--- begin ---
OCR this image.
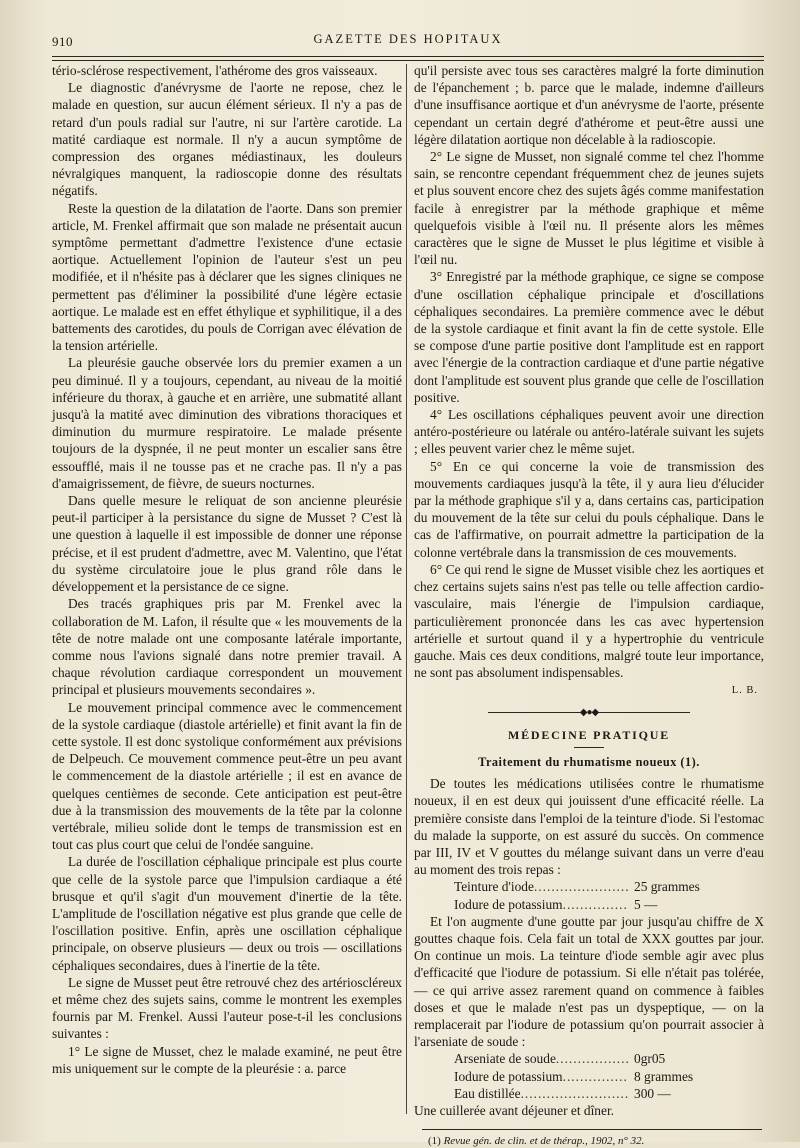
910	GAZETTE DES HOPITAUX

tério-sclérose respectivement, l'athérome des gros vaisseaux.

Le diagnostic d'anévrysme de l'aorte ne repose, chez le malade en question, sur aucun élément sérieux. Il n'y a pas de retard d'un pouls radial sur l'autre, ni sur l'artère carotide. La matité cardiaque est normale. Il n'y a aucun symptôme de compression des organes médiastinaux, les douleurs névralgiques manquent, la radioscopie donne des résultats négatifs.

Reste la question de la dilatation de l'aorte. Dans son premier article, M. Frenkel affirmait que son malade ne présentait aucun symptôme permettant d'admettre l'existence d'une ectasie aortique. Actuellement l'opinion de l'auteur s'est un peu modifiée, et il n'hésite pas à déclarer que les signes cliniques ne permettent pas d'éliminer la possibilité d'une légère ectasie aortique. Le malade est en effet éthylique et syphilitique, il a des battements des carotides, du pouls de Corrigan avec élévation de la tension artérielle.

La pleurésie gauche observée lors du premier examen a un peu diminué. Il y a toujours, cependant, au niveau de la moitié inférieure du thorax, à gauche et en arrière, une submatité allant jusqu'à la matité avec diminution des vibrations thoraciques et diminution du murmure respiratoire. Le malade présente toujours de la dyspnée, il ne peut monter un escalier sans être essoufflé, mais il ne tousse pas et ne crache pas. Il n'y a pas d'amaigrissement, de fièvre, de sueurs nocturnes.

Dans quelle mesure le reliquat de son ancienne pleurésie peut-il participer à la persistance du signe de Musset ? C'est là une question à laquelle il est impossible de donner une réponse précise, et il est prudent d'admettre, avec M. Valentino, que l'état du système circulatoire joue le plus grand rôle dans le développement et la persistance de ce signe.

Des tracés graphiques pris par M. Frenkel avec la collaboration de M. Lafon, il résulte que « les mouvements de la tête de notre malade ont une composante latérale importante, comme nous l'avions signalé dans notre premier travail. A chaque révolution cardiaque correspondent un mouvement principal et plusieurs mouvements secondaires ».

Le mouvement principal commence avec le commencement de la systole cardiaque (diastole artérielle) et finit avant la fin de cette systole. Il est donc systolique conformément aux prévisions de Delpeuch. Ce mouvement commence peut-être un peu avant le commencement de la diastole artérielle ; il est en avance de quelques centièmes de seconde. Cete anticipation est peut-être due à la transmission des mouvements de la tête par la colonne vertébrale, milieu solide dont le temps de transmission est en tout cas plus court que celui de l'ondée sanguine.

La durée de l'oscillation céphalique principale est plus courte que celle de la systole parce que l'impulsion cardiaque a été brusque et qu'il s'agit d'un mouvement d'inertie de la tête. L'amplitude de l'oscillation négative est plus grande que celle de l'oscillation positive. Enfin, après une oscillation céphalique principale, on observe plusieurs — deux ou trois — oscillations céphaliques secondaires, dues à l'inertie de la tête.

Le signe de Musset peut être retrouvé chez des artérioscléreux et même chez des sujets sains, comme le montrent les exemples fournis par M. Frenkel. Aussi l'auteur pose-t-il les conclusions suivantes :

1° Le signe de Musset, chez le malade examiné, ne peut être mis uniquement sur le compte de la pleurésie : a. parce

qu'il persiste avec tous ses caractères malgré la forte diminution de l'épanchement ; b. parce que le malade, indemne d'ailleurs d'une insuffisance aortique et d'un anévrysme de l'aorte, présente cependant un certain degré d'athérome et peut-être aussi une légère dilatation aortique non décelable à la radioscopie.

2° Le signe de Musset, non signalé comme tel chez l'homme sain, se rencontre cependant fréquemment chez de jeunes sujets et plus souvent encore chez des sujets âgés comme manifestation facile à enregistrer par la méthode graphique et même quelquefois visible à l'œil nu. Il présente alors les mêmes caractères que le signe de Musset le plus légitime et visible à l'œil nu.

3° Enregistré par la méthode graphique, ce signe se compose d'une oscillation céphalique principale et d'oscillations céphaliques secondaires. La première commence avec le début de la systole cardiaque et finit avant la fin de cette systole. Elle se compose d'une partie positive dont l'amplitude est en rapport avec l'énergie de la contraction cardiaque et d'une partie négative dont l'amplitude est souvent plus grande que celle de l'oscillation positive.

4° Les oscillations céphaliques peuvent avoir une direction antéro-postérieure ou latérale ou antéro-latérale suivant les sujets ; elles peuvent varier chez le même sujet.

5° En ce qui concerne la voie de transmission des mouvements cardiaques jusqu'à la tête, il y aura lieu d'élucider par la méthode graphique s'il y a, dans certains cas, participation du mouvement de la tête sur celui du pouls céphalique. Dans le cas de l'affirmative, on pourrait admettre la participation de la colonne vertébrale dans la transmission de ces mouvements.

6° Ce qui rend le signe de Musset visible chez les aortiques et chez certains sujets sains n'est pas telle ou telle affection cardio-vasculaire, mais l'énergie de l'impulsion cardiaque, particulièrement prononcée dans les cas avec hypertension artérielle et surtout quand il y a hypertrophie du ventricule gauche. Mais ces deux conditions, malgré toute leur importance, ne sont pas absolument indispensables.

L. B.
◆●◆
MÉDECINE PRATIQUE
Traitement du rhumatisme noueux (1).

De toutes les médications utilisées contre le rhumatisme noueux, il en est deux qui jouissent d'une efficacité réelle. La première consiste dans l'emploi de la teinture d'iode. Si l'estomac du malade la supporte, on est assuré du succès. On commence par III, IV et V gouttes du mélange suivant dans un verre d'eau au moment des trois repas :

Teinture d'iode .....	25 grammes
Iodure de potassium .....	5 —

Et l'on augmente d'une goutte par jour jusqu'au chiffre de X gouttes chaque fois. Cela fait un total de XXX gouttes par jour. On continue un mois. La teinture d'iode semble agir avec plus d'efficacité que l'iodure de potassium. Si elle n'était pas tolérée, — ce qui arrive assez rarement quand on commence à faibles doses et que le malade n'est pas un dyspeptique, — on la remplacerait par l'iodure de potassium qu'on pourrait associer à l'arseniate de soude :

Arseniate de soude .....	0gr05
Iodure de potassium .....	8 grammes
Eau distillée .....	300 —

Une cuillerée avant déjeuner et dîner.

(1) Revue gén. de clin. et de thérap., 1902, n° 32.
--- end ---
Given task —
None of the pictures should appear; repeat the records exactly otherwise.

Problem solution —
OCR this image.
910	GAZETTE DES HOPITAUX

tério-sclérose respectivement, l'athérome des gros vaisseaux.

Le diagnostic d'anévrysme de l'aorte ne repose, chez le malade en question, sur aucun élément sérieux. Il n'y a pas de retard d'un pouls radial sur l'autre, ni sur l'artère carotide. La matité cardiaque est normale. Il n'y a aucun symptôme de compression des organes médiastinaux, les douleurs névralgiques manquent, la radioscopie donne des résultats négatifs.

Reste la question de la dilatation de l'aorte. Dans son premier article, M. Frenkel affirmait que son malade ne présentait aucun symptôme permettant d'admettre l'existence d'une ectasie aortique. Actuellement l'opinion de l'auteur s'est un peu modifiée, et il n'hésite pas à déclarer que les signes cliniques ne permettent pas d'éliminer la possibilité d'une légère ectasie aortique. Le malade est en effet éthylique et syphilitique, il a des battements des carotides, du pouls de Corrigan avec élévation de la tension artérielle.

La pleurésie gauche observée lors du premier examen a un peu diminué. Il y a toujours, cependant, au niveau de la moitié inférieure du thorax, à gauche et en arrière, une submatité allant jusqu'à la matité avec diminution des vibrations thoraciques et diminution du murmure respiratoire. Le malade présente toujours de la dyspnée, il ne peut monter un escalier sans être essoufflé, mais il ne tousse pas et ne crache pas. Il n'y a pas d'amaigrissement, de fièvre, de sueurs nocturnes.

Dans quelle mesure le reliquat de son ancienne pleurésie peut-il participer à la persistance du signe de Musset ? C'est là une question à laquelle il est impossible de donner une réponse précise, et il est prudent d'admettre, avec M. Valentino, que l'état du système circulatoire joue le plus grand rôle dans le développement et la persistance de ce signe.

Des tracés graphiques pris par M. Frenkel avec la collaboration de M. Lafon, il résulte que « les mouvements de la tête de notre malade ont une composante latérale importante, comme nous l'avions signalé dans notre premier travail. A chaque révolution cardiaque correspondent un mouvement principal et plusieurs mouvements secondaires ».

Le mouvement principal commence avec le commencement de la systole cardiaque (diastole artérielle) et finit avant la fin de cette systole. Il est donc systolique conformément aux prévisions de Delpeuch. Ce mouvement commence peut-être un peu avant le commencement de la diastole artérielle ; il est en avance de quelques centièmes de seconde. Cete anticipation est peut-être due à la transmission des mouvements de la tête par la colonne vertébrale, milieu solide dont le temps de transmission est en tout cas plus court que celui de l'ondée sanguine.

La durée de l'oscillation céphalique principale est plus courte que celle de la systole parce que l'impulsion cardiaque a été brusque et qu'il s'agit d'un mouvement d'inertie de la tête. L'amplitude de l'oscillation négative est plus grande que celle de l'oscillation positive. Enfin, après une oscillation céphalique principale, on observe plusieurs — deux ou trois — oscillations céphaliques secondaires, dues à l'inertie de la tête.

Le signe de Musset peut être retrouvé chez des artérioscléreux et même chez des sujets sains, comme le montrent les exemples fournis par M. Frenkel. Aussi l'auteur pose-t-il les conclusions suivantes :

1° Le signe de Musset, chez le malade examiné, ne peut être mis uniquement sur le compte de la pleurésie : a. parce

qu'il persiste avec tous ses caractères malgré la forte diminution de l'épanchement ; b. parce que le malade, indemne d'ailleurs d'une insuffisance aortique et d'un anévrysme de l'aorte, présente cependant un certain degré d'athérome et peut-être aussi une légère dilatation aortique non décelable à la radioscopie.

2° Le signe de Musset, non signalé comme tel chez l'homme sain, se rencontre cependant fréquemment chez de jeunes sujets et plus souvent encore chez des sujets âgés comme manifestation facile à enregistrer par la méthode graphique et même quelquefois visible à l'œil nu. Il présente alors les mêmes caractères que le signe de Musset le plus légitime et visible à l'œil nu.

3° Enregistré par la méthode graphique, ce signe se compose d'une oscillation céphalique principale et d'oscillations céphaliques secondaires. La première commence avec le début de la systole cardiaque et finit avant la fin de cette systole. Elle se compose d'une partie positive dont l'amplitude est en rapport avec l'énergie de la contraction cardiaque et d'une partie négative dont l'amplitude est souvent plus grande que celle de l'oscillation positive.

4° Les oscillations céphaliques peuvent avoir une direction antéro-postérieure ou latérale ou antéro-latérale suivant les sujets ; elles peuvent varier chez le même sujet.

5° En ce qui concerne la voie de transmission des mouvements cardiaques jusqu'à la tête, il y aura lieu d'élucider par la méthode graphique s'il y a, dans certains cas, participation du mouvement de la tête sur celui du pouls céphalique. Dans le cas de l'affirmative, on pourrait admettre la participation de la colonne vertébrale dans la transmission de ces mouvements.

6° Ce qui rend le signe de Musset visible chez les aortiques et chez certains sujets sains n'est pas telle ou telle affection cardio-vasculaire, mais l'énergie de l'impulsion cardiaque, particulièrement prononcée dans les cas avec hypertension artérielle et surtout quand il y a hypertrophie du ventricule gauche. Mais ces deux conditions, malgré toute leur importance, ne sont pas absolument indispensables.

L. B.
◆●◆
MÉDECINE PRATIQUE
Traitement du rhumatisme noueux (1).

De toutes les médications utilisées contre le rhumatisme noueux, il en est deux qui jouissent d'une efficacité réelle. La première consiste dans l'emploi de la teinture d'iode. Si l'estomac du malade la supporte, on est assuré du succès. On commence par III, IV et V gouttes du mélange suivant dans un verre d'eau au moment des trois repas :

Teinture d'iode .....	25 grammes
Iodure de potassium .....	5 —

Et l'on augmente d'une goutte par jour jusqu'au chiffre de X gouttes chaque fois. Cela fait un total de XXX gouttes par jour. On continue un mois. La teinture d'iode semble agir avec plus d'efficacité que l'iodure de potassium. Si elle n'était pas tolérée, — ce qui arrive assez rarement quand on commence à faibles doses et que le malade n'est pas un dyspeptique, — on la remplacerait par l'iodure de potassium qu'on pourrait associer à l'arseniate de soude :

Arseniate de soude .....	0gr05
Iodure de potassium .....	8 grammes
Eau distillée .....	300 —

Une cuillerée avant déjeuner et dîner.

(1) Revue gén. de clin. et de thérap., 1902, n° 32.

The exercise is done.